PROBLEM STATEMENT: Select the lines that contain "title" and copy each of them.

[SUPPLIED MATERIAL start]

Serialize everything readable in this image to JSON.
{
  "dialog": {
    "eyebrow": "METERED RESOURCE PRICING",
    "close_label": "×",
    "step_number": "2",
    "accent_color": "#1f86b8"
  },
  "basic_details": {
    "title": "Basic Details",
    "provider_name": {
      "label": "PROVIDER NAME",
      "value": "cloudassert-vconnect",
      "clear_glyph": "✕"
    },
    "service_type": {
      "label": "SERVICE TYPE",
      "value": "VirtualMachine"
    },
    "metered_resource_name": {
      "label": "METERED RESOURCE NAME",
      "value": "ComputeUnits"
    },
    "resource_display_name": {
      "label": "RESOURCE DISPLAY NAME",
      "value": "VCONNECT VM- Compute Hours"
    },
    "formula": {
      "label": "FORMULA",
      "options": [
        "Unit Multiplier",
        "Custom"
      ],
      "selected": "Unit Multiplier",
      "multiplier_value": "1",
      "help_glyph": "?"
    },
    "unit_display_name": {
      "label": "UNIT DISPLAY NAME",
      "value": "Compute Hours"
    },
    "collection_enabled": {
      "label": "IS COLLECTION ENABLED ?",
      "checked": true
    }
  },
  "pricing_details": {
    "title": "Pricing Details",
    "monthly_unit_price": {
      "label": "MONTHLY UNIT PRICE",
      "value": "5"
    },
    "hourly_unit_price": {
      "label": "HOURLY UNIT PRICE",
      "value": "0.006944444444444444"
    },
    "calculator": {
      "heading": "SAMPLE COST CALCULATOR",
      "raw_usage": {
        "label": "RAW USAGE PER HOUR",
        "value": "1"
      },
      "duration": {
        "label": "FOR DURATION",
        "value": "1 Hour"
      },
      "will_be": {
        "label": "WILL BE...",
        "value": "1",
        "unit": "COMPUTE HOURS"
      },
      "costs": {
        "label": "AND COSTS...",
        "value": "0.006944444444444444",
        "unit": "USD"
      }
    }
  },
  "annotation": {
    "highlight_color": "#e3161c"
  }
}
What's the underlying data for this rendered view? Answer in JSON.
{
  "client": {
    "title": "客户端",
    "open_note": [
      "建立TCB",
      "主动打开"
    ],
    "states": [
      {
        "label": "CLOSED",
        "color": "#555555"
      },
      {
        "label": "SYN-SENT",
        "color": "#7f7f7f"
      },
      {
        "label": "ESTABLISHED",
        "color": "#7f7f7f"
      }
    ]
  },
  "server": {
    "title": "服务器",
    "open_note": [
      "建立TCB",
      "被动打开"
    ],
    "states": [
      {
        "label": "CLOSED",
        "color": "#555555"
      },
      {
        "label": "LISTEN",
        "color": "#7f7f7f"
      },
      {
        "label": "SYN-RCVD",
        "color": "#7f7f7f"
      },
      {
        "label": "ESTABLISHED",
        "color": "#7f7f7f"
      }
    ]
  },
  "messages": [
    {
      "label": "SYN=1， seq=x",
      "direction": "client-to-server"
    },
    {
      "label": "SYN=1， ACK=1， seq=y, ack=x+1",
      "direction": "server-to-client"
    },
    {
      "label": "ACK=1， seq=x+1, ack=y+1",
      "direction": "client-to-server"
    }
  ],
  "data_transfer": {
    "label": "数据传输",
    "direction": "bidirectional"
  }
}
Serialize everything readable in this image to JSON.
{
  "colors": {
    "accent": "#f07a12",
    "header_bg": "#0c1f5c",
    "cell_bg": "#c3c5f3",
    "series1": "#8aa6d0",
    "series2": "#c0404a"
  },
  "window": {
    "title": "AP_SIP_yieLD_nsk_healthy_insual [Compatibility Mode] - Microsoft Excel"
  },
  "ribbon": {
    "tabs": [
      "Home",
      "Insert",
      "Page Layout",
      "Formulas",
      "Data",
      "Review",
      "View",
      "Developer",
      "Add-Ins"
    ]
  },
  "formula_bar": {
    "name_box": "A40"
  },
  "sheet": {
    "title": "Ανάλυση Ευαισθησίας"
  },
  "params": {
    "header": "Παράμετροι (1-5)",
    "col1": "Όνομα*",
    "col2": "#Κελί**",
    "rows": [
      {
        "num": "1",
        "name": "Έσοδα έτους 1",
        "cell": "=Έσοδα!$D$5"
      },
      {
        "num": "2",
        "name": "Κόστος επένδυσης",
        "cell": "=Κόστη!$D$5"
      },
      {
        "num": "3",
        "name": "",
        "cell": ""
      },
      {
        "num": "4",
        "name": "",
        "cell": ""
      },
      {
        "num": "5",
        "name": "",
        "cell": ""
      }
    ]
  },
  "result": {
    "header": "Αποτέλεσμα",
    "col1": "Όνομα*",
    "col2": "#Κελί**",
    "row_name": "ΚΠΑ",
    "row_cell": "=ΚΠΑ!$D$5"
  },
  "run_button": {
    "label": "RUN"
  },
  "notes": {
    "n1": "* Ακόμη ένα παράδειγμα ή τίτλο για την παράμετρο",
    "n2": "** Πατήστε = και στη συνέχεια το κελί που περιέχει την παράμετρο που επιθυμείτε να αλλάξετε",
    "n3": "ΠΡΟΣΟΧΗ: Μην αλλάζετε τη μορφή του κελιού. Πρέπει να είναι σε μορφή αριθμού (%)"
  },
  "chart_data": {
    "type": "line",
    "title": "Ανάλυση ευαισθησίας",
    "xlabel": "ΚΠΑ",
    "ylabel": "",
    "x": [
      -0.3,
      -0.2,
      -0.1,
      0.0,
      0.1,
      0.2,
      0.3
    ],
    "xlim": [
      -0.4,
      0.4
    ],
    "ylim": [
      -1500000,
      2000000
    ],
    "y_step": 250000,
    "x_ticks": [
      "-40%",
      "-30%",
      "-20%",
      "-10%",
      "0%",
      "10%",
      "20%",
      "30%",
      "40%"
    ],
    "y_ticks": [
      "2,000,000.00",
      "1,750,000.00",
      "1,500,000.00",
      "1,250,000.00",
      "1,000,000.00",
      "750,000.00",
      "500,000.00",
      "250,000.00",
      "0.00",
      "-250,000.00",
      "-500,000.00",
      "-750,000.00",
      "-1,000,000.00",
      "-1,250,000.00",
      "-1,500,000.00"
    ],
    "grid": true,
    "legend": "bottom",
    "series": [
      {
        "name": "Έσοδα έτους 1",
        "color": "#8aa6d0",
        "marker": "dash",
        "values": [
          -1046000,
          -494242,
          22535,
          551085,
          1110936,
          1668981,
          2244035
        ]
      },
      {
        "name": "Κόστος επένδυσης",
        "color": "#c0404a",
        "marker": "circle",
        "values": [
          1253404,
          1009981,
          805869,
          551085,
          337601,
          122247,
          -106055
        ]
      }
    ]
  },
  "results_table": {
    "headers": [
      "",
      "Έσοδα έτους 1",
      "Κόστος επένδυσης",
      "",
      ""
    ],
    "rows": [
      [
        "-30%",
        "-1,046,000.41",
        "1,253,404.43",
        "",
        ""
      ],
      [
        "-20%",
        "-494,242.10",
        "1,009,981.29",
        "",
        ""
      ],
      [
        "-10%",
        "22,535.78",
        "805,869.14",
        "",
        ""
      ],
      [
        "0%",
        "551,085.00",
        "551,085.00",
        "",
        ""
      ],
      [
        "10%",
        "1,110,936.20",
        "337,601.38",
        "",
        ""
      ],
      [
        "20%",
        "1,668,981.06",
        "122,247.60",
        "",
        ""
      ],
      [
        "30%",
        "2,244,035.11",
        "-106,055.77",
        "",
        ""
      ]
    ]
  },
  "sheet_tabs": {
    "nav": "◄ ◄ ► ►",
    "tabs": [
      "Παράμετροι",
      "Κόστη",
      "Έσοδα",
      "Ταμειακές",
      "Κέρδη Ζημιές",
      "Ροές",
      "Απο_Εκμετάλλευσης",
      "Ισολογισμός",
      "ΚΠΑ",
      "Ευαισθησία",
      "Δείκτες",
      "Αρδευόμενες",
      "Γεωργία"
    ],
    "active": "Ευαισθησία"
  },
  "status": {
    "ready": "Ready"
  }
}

[SUPPLIED MATERIAL end]

TASK RESULT:
    "title": "Basic Details",
    "title": "Pricing Details",
    "title": "客户端",
    "title": "服务器",
    "title": "AP_SIP_yieLD_nsk_healthy_insual [Compatibility Mode] - Microsoft Excel"
    "title": "Ανάλυση Ευαισθησίας"
    "title": "Ανάλυση ευαισθησίας",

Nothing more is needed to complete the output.